WHAT IS EXPECTED: Return the whole listing, line for line, without the pictures in it.

Part of a data file:
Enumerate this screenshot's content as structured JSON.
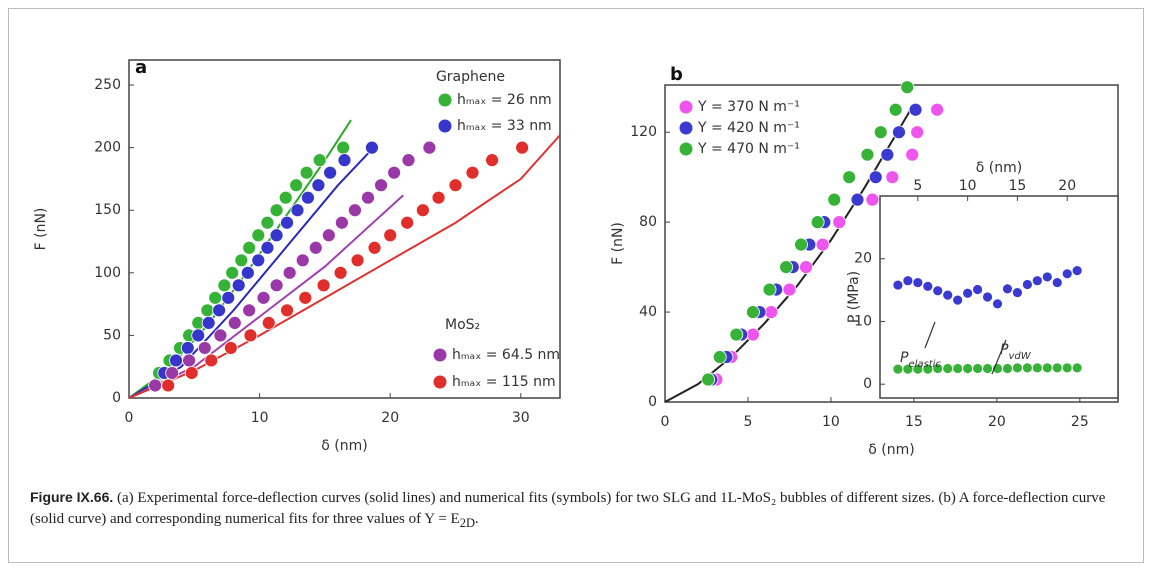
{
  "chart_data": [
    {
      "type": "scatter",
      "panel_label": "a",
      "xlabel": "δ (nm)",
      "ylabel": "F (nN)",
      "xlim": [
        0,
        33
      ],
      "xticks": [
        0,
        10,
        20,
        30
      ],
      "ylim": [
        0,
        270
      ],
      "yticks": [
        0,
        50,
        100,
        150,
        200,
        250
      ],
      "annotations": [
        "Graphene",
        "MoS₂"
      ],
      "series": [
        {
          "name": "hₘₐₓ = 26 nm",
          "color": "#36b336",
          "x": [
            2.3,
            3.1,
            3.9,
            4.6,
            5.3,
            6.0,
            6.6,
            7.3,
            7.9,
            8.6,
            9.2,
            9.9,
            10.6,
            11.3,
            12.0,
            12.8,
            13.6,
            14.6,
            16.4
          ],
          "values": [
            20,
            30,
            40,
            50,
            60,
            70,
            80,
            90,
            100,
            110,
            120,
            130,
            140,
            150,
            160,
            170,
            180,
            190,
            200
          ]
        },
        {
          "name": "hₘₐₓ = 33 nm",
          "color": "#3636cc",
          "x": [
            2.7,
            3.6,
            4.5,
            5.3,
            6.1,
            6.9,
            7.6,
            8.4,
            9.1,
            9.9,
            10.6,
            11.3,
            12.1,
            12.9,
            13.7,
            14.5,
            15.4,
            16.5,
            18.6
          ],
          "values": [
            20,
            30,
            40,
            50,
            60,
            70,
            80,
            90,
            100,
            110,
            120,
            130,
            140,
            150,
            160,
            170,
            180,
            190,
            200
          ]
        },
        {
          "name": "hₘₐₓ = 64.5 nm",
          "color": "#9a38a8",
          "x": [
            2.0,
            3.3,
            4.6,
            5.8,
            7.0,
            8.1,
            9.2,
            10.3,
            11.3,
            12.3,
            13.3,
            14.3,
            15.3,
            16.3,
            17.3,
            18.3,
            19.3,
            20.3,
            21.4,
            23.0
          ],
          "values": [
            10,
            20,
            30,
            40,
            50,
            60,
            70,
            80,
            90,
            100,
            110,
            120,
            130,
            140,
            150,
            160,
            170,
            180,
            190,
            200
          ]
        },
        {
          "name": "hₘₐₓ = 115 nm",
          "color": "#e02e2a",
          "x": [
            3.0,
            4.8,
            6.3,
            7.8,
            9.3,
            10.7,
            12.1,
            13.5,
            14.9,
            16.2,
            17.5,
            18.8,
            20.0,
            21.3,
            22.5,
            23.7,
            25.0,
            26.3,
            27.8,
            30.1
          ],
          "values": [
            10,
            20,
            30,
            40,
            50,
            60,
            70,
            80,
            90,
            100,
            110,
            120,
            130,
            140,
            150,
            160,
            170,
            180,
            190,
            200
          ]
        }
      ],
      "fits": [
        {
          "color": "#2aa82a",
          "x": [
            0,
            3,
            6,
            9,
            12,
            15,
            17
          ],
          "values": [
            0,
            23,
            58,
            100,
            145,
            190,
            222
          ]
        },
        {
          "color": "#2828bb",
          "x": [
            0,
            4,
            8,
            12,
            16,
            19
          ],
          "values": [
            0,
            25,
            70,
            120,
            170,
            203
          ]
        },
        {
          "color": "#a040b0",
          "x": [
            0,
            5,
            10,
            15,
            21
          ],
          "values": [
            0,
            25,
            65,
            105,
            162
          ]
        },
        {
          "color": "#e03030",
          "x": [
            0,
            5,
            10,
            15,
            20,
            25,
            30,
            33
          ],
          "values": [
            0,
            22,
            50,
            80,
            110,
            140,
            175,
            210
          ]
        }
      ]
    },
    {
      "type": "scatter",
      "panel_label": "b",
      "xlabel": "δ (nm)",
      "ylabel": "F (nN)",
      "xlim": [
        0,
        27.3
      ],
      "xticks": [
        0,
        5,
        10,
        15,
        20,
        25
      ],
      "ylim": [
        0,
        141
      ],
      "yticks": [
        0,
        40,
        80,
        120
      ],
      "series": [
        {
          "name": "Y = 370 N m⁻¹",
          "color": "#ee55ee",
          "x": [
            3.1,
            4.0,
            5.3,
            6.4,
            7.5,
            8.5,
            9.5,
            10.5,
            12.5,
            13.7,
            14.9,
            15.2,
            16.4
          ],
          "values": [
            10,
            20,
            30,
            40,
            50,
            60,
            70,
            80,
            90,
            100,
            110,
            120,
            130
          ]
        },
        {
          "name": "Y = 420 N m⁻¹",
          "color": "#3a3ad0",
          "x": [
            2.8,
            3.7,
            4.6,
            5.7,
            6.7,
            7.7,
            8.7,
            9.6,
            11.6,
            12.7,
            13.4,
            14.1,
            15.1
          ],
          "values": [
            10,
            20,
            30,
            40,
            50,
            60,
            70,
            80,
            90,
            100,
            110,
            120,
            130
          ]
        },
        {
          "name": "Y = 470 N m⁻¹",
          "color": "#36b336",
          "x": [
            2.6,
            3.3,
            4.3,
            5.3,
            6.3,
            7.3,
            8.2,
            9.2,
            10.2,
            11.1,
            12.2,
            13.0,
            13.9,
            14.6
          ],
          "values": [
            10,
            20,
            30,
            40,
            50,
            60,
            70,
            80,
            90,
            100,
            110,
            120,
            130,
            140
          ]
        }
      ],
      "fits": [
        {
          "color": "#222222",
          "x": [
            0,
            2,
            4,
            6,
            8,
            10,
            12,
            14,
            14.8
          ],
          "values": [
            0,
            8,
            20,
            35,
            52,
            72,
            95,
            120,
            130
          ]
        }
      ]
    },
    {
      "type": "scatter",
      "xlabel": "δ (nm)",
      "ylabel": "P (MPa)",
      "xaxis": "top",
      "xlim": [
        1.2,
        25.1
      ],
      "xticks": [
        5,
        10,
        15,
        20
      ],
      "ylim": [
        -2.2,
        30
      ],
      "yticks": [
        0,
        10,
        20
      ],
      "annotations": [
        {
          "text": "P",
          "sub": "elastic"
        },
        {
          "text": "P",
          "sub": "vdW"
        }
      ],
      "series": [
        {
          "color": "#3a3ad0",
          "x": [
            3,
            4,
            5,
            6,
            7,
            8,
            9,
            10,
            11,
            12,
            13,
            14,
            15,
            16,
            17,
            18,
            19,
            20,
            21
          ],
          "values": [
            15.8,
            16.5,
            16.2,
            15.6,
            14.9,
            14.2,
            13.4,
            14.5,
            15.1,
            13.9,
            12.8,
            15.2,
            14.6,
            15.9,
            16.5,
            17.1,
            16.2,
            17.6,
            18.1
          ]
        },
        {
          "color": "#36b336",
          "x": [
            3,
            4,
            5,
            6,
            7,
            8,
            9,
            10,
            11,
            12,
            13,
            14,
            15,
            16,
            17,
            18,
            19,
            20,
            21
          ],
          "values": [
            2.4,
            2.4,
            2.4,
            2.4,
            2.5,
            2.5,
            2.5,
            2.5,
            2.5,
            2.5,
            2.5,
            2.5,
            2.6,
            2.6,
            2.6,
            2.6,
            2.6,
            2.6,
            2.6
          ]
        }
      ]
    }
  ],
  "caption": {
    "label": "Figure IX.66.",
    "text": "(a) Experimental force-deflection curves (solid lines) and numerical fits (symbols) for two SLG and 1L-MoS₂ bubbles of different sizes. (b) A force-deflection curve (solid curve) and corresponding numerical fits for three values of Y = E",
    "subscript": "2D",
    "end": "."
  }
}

SOLUTION FOR THIS TASK:
Enumerate this screenshot's content as structured JSON.
{
  "chart_data": [
    {
      "type": "scatter",
      "panel_label": "a",
      "xlabel": "δ (nm)",
      "ylabel": "F (nN)",
      "xlim": [
        0,
        33
      ],
      "xticks": [
        0,
        10,
        20,
        30
      ],
      "ylim": [
        0,
        270
      ],
      "yticks": [
        0,
        50,
        100,
        150,
        200,
        250
      ],
      "annotations": [
        "Graphene",
        "MoS₂"
      ],
      "series": [
        {
          "name": "hₘₐₓ = 26 nm",
          "color": "#36b336",
          "x": [
            2.3,
            3.1,
            3.9,
            4.6,
            5.3,
            6.0,
            6.6,
            7.3,
            7.9,
            8.6,
            9.2,
            9.9,
            10.6,
            11.3,
            12.0,
            12.8,
            13.6,
            14.6,
            16.4
          ],
          "values": [
            20,
            30,
            40,
            50,
            60,
            70,
            80,
            90,
            100,
            110,
            120,
            130,
            140,
            150,
            160,
            170,
            180,
            190,
            200
          ]
        },
        {
          "name": "hₘₐₓ = 33 nm",
          "color": "#3636cc",
          "x": [
            2.7,
            3.6,
            4.5,
            5.3,
            6.1,
            6.9,
            7.6,
            8.4,
            9.1,
            9.9,
            10.6,
            11.3,
            12.1,
            12.9,
            13.7,
            14.5,
            15.4,
            16.5,
            18.6
          ],
          "values": [
            20,
            30,
            40,
            50,
            60,
            70,
            80,
            90,
            100,
            110,
            120,
            130,
            140,
            150,
            160,
            170,
            180,
            190,
            200
          ]
        },
        {
          "name": "hₘₐₓ = 64.5 nm",
          "color": "#9a38a8",
          "x": [
            2.0,
            3.3,
            4.6,
            5.8,
            7.0,
            8.1,
            9.2,
            10.3,
            11.3,
            12.3,
            13.3,
            14.3,
            15.3,
            16.3,
            17.3,
            18.3,
            19.3,
            20.3,
            21.4,
            23.0
          ],
          "values": [
            10,
            20,
            30,
            40,
            50,
            60,
            70,
            80,
            90,
            100,
            110,
            120,
            130,
            140,
            150,
            160,
            170,
            180,
            190,
            200
          ]
        },
        {
          "name": "hₘₐₓ = 115 nm",
          "color": "#e02e2a",
          "x": [
            3.0,
            4.8,
            6.3,
            7.8,
            9.3,
            10.7,
            12.1,
            13.5,
            14.9,
            16.2,
            17.5,
            18.8,
            20.0,
            21.3,
            22.5,
            23.7,
            25.0,
            26.3,
            27.8,
            30.1
          ],
          "values": [
            10,
            20,
            30,
            40,
            50,
            60,
            70,
            80,
            90,
            100,
            110,
            120,
            130,
            140,
            150,
            160,
            170,
            180,
            190,
            200
          ]
        }
      ],
      "fits": [
        {
          "color": "#2aa82a",
          "x": [
            0,
            3,
            6,
            9,
            12,
            15,
            17
          ],
          "values": [
            0,
            23,
            58,
            100,
            145,
            190,
            222
          ]
        },
        {
          "color": "#2828bb",
          "x": [
            0,
            4,
            8,
            12,
            16,
            19
          ],
          "values": [
            0,
            25,
            70,
            120,
            170,
            203
          ]
        },
        {
          "color": "#a040b0",
          "x": [
            0,
            5,
            10,
            15,
            21
          ],
          "values": [
            0,
            25,
            65,
            105,
            162
          ]
        },
        {
          "color": "#e03030",
          "x": [
            0,
            5,
            10,
            15,
            20,
            25,
            30,
            33
          ],
          "values": [
            0,
            22,
            50,
            80,
            110,
            140,
            175,
            210
          ]
        }
      ]
    },
    {
      "type": "scatter",
      "panel_label": "b",
      "xlabel": "δ (nm)",
      "ylabel": "F (nN)",
      "xlim": [
        0,
        27.3
      ],
      "xticks": [
        0,
        5,
        10,
        15,
        20,
        25
      ],
      "ylim": [
        0,
        141
      ],
      "yticks": [
        0,
        40,
        80,
        120
      ],
      "series": [
        {
          "name": "Y = 370 N m⁻¹",
          "color": "#ee55ee",
          "x": [
            3.1,
            4.0,
            5.3,
            6.4,
            7.5,
            8.5,
            9.5,
            10.5,
            12.5,
            13.7,
            14.9,
            15.2,
            16.4
          ],
          "values": [
            10,
            20,
            30,
            40,
            50,
            60,
            70,
            80,
            90,
            100,
            110,
            120,
            130
          ]
        },
        {
          "name": "Y = 420 N m⁻¹",
          "color": "#3a3ad0",
          "x": [
            2.8,
            3.7,
            4.6,
            5.7,
            6.7,
            7.7,
            8.7,
            9.6,
            11.6,
            12.7,
            13.4,
            14.1,
            15.1
          ],
          "values": [
            10,
            20,
            30,
            40,
            50,
            60,
            70,
            80,
            90,
            100,
            110,
            120,
            130
          ]
        },
        {
          "name": "Y = 470 N m⁻¹",
          "color": "#36b336",
          "x": [
            2.6,
            3.3,
            4.3,
            5.3,
            6.3,
            7.3,
            8.2,
            9.2,
            10.2,
            11.1,
            12.2,
            13.0,
            13.9,
            14.6
          ],
          "values": [
            10,
            20,
            30,
            40,
            50,
            60,
            70,
            80,
            90,
            100,
            110,
            120,
            130,
            140
          ]
        }
      ],
      "fits": [
        {
          "color": "#222222",
          "x": [
            0,
            2,
            4,
            6,
            8,
            10,
            12,
            14,
            14.8
          ],
          "values": [
            0,
            8,
            20,
            35,
            52,
            72,
            95,
            120,
            130
          ]
        }
      ]
    },
    {
      "type": "scatter",
      "xlabel": "δ (nm)",
      "ylabel": "P (MPa)",
      "xaxis": "top",
      "xlim": [
        1.2,
        25.1
      ],
      "xticks": [
        5,
        10,
        15,
        20
      ],
      "ylim": [
        -2.2,
        30
      ],
      "yticks": [
        0,
        10,
        20
      ],
      "annotations": [
        {
          "text": "P",
          "sub": "elastic"
        },
        {
          "text": "P",
          "sub": "vdW"
        }
      ],
      "series": [
        {
          "color": "#3a3ad0",
          "x": [
            3,
            4,
            5,
            6,
            7,
            8,
            9,
            10,
            11,
            12,
            13,
            14,
            15,
            16,
            17,
            18,
            19,
            20,
            21
          ],
          "values": [
            15.8,
            16.5,
            16.2,
            15.6,
            14.9,
            14.2,
            13.4,
            14.5,
            15.1,
            13.9,
            12.8,
            15.2,
            14.6,
            15.9,
            16.5,
            17.1,
            16.2,
            17.6,
            18.1
          ]
        },
        {
          "color": "#36b336",
          "x": [
            3,
            4,
            5,
            6,
            7,
            8,
            9,
            10,
            11,
            12,
            13,
            14,
            15,
            16,
            17,
            18,
            19,
            20,
            21
          ],
          "values": [
            2.4,
            2.4,
            2.4,
            2.4,
            2.5,
            2.5,
            2.5,
            2.5,
            2.5,
            2.5,
            2.5,
            2.5,
            2.6,
            2.6,
            2.6,
            2.6,
            2.6,
            2.6,
            2.6
          ]
        }
      ]
    }
  ],
  "caption": {
    "label": "Figure IX.66.",
    "text": "(a) Experimental force-deflection curves (solid lines) and numerical fits (symbols) for two SLG and 1L-MoS₂ bubbles of different sizes. (b) A force-deflection curve (solid curve) and corresponding numerical fits for three values of Y = E",
    "subscript": "2D",
    "end": "."
  }
}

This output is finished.